▶ [TASK TO CARRY OUT]: Find the lines holding "香港天文台" and copy them.

---- EXERCISE INPUTS

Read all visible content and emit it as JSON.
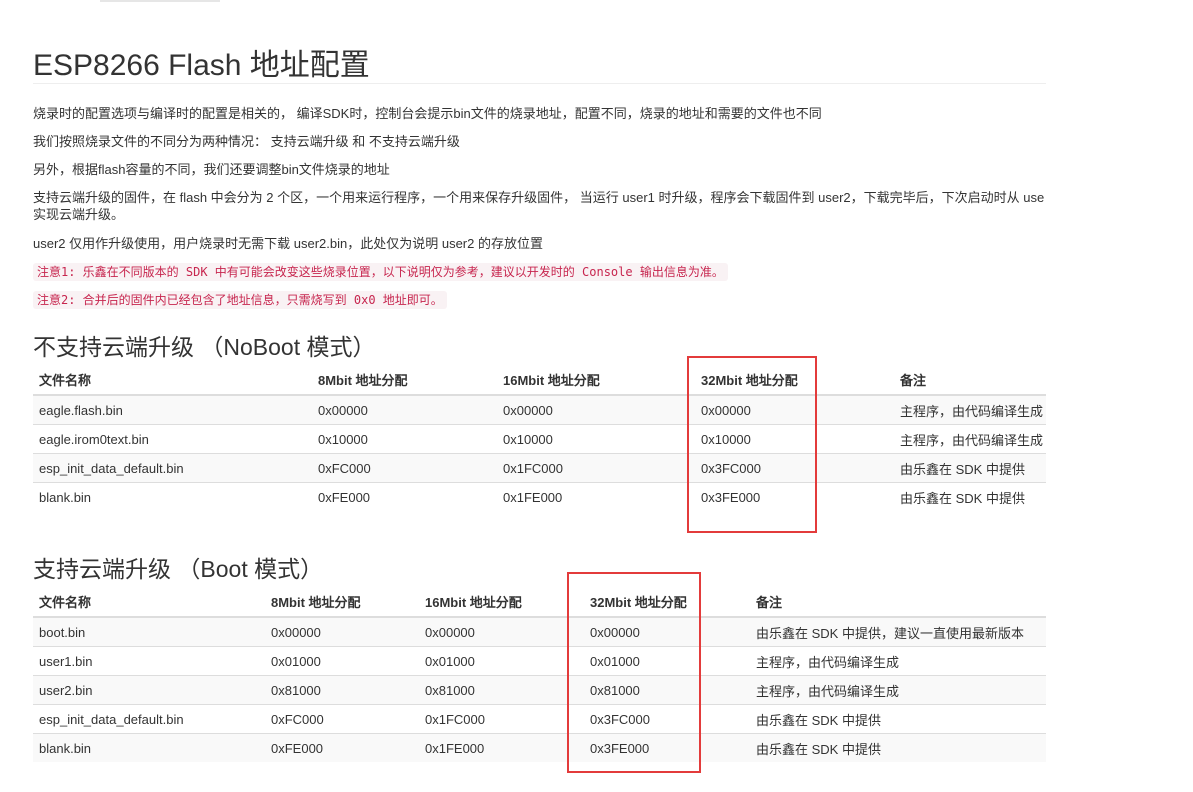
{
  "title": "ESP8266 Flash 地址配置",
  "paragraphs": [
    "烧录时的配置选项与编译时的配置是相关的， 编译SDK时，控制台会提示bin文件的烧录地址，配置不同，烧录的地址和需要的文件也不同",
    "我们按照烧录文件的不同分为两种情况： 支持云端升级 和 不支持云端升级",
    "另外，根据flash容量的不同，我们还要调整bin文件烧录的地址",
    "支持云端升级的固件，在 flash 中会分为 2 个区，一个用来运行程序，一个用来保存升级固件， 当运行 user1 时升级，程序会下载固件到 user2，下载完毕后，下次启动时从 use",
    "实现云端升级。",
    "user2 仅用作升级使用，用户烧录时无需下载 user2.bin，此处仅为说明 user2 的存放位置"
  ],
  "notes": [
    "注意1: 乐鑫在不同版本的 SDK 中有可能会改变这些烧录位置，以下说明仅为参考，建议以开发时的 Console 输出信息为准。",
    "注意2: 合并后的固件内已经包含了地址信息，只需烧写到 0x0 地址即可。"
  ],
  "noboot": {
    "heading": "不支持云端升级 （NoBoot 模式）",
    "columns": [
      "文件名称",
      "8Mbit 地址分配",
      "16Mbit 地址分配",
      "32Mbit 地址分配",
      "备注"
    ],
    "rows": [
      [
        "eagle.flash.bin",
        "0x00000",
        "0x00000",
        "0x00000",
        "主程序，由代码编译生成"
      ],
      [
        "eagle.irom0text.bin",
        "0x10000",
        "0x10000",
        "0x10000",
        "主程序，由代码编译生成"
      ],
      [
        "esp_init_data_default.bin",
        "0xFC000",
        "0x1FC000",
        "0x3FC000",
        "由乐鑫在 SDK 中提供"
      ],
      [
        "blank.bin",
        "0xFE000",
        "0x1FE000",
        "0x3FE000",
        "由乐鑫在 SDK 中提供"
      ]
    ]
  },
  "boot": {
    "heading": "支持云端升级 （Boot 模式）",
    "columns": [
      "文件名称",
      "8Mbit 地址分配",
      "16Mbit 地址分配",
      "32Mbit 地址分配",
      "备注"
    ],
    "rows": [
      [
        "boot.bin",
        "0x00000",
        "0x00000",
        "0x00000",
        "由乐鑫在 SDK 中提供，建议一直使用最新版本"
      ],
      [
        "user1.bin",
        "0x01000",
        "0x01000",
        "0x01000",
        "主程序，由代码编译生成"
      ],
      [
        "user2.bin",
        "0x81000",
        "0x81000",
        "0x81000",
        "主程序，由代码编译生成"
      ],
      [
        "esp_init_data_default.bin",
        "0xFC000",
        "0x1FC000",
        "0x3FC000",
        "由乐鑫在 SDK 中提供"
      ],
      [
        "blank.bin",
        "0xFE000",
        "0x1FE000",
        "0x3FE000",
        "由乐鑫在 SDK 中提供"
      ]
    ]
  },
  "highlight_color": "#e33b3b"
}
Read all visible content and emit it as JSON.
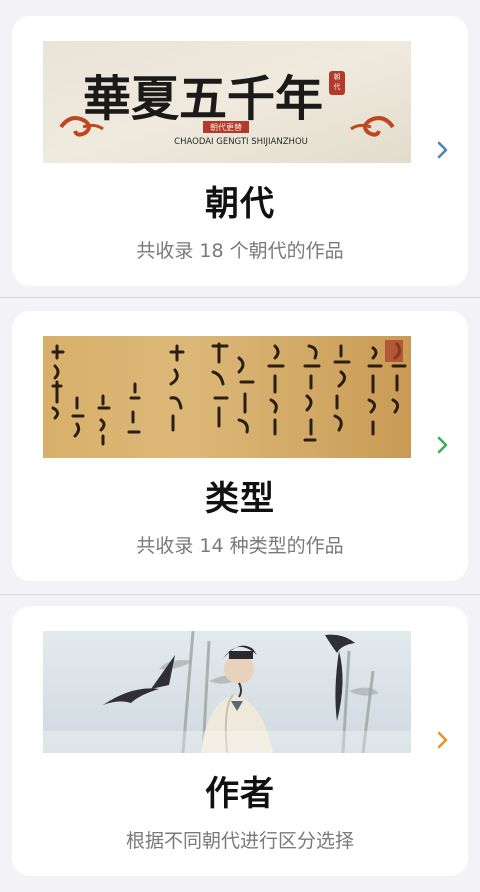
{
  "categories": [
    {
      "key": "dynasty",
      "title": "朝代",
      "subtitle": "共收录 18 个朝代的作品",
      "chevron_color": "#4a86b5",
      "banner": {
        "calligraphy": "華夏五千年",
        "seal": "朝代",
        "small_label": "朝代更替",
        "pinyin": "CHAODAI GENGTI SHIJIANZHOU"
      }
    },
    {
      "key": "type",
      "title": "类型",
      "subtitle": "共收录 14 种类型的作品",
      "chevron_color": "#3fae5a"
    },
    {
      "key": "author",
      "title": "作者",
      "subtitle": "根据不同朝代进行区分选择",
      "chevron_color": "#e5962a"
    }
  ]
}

--------
---- EXERCISE INPUTS

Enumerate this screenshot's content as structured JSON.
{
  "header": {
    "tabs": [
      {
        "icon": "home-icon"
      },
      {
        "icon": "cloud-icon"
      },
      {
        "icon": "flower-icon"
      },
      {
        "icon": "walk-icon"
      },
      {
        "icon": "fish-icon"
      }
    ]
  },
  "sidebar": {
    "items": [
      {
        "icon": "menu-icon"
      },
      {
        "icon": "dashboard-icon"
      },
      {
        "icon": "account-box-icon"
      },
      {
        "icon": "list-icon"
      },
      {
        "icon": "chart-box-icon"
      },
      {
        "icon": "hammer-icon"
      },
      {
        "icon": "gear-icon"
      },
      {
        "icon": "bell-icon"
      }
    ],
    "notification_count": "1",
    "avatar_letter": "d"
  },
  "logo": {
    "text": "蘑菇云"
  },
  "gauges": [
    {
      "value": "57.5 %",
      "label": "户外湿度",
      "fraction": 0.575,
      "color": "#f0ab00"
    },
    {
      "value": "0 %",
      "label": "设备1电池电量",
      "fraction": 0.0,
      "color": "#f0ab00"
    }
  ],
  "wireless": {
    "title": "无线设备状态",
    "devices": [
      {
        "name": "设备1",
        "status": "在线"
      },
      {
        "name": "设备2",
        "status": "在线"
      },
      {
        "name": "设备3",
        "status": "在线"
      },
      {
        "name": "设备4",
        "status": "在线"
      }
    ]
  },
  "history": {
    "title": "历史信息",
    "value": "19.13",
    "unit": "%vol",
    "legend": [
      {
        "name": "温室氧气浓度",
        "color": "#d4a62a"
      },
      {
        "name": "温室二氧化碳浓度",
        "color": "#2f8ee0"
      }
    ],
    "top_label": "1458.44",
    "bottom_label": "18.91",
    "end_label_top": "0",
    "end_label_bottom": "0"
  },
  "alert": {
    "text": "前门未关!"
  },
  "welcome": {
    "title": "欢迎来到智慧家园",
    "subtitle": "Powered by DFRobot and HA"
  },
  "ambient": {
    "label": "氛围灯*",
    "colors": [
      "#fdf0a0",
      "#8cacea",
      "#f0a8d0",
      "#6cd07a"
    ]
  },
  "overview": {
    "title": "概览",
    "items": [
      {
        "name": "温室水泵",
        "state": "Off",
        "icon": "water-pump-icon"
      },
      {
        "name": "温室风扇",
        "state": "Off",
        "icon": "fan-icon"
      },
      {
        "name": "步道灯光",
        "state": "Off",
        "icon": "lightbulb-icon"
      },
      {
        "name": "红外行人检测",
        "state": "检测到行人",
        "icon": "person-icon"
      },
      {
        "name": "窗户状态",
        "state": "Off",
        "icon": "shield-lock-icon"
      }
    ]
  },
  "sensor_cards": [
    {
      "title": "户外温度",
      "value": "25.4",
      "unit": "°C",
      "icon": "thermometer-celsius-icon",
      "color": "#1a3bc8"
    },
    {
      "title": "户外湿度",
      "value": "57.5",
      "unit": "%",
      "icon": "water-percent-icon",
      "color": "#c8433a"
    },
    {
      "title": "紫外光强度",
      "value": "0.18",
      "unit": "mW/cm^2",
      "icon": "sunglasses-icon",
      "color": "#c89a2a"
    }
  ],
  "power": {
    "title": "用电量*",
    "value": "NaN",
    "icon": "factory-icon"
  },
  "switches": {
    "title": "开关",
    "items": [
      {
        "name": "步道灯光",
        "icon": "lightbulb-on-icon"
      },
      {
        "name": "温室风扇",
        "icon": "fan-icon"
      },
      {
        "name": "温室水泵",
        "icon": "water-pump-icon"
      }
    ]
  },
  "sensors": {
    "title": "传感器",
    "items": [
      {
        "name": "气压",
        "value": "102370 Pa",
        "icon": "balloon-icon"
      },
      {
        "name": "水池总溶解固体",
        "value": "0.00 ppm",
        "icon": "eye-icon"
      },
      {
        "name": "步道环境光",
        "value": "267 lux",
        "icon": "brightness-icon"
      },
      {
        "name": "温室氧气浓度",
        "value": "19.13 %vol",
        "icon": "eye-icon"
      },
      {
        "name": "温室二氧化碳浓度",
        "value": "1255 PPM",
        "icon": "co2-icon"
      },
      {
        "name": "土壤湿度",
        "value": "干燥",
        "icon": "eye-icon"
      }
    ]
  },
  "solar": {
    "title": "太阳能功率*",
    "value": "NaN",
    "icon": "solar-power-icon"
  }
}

--------
---- EXERCISE INPUTS

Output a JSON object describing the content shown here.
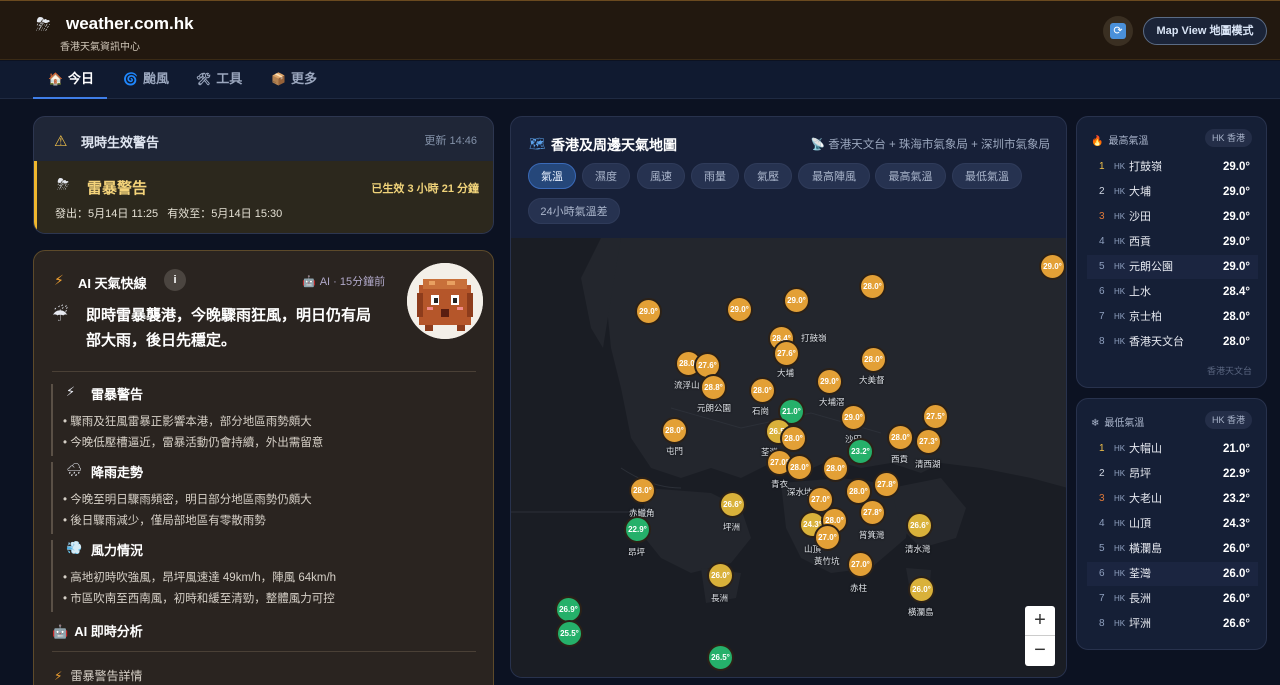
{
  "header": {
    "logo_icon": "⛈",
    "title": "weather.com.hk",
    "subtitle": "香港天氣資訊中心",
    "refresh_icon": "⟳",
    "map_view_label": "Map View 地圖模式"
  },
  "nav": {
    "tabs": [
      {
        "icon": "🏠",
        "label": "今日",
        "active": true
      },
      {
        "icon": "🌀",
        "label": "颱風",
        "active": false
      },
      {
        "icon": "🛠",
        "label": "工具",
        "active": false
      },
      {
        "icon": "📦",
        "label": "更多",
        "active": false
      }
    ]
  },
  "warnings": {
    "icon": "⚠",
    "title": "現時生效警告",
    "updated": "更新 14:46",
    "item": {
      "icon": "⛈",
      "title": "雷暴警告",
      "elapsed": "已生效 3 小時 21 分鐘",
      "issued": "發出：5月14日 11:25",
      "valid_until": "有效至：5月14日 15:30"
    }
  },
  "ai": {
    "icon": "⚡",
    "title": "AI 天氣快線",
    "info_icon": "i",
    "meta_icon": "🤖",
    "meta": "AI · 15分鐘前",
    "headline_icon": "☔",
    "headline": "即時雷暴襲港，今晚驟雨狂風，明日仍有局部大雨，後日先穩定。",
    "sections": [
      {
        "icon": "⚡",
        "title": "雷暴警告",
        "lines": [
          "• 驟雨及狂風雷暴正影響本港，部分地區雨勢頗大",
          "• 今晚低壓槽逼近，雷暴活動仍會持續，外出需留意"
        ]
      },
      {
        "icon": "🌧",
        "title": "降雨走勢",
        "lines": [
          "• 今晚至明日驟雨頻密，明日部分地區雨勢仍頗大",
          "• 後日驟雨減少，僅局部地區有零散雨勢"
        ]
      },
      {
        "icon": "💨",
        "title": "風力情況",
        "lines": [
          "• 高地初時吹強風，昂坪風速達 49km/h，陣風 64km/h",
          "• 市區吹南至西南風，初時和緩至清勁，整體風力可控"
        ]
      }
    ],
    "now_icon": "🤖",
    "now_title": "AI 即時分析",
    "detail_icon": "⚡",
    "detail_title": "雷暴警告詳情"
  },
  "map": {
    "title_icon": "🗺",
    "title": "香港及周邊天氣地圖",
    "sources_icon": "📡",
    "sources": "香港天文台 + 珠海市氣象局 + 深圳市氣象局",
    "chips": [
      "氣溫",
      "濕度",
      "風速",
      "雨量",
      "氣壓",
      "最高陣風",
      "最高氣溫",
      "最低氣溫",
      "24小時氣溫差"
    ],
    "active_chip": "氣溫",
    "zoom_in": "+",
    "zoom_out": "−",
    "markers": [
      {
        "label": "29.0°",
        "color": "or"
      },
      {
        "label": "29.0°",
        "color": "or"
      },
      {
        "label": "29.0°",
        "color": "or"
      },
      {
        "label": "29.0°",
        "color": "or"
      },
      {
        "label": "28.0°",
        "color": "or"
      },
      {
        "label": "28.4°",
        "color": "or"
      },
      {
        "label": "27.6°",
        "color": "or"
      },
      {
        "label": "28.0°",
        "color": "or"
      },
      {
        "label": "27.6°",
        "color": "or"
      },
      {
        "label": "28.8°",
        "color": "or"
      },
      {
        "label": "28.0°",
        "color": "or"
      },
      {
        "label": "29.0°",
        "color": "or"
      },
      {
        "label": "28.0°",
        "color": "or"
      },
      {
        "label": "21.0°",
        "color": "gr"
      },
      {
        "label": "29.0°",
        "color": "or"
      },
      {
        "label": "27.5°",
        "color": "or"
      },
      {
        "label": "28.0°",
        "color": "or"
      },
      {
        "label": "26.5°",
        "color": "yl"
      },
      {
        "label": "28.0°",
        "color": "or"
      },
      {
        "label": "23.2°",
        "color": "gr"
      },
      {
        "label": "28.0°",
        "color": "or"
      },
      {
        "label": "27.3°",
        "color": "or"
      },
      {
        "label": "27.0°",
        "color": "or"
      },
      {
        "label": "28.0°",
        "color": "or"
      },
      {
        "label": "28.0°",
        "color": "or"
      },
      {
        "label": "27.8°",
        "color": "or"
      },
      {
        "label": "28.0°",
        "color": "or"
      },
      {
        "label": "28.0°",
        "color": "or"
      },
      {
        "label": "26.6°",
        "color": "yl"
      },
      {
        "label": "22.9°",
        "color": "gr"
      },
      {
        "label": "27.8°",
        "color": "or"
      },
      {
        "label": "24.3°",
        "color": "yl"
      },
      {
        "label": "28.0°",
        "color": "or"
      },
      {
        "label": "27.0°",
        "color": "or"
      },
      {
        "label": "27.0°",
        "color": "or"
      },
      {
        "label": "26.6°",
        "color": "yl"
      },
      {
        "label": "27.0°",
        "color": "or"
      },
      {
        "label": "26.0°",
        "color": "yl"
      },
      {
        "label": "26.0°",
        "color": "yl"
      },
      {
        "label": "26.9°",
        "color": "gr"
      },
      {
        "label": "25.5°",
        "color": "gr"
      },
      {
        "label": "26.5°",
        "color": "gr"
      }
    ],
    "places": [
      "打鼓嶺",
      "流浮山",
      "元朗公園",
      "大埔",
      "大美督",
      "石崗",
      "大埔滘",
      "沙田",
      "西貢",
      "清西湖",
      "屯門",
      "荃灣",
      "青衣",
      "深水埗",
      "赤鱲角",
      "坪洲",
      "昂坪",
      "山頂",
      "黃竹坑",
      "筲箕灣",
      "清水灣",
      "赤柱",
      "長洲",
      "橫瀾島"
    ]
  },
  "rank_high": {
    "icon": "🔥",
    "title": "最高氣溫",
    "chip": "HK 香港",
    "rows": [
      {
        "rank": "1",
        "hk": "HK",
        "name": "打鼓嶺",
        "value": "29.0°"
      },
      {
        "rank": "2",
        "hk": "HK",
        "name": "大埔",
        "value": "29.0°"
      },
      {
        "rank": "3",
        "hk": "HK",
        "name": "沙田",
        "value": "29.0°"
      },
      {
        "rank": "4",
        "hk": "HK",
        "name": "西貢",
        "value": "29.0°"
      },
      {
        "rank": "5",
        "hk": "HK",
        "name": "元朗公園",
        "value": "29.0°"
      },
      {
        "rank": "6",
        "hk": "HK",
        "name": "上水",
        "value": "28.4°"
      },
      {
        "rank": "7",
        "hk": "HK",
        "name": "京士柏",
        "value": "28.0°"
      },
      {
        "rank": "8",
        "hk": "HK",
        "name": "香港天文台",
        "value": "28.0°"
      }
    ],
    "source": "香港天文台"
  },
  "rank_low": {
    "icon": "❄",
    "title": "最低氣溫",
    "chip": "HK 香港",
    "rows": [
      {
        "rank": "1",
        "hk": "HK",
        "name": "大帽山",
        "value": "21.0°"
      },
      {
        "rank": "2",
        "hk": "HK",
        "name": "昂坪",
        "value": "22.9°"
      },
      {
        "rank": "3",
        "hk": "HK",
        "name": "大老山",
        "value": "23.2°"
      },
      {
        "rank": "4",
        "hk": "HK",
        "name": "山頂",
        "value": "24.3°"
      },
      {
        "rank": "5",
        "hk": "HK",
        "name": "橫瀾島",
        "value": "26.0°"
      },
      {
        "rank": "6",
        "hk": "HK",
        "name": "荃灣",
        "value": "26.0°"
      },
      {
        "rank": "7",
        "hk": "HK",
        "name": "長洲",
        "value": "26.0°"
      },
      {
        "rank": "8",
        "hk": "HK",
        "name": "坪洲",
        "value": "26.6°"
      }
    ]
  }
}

--------

▶ [ANSWER TO THE TASK]:
    "sources": "香港天文台 + 珠海市氣象局 + 深圳市氣象局",
        "name": "香港天文台",
    "source": "香港天文台"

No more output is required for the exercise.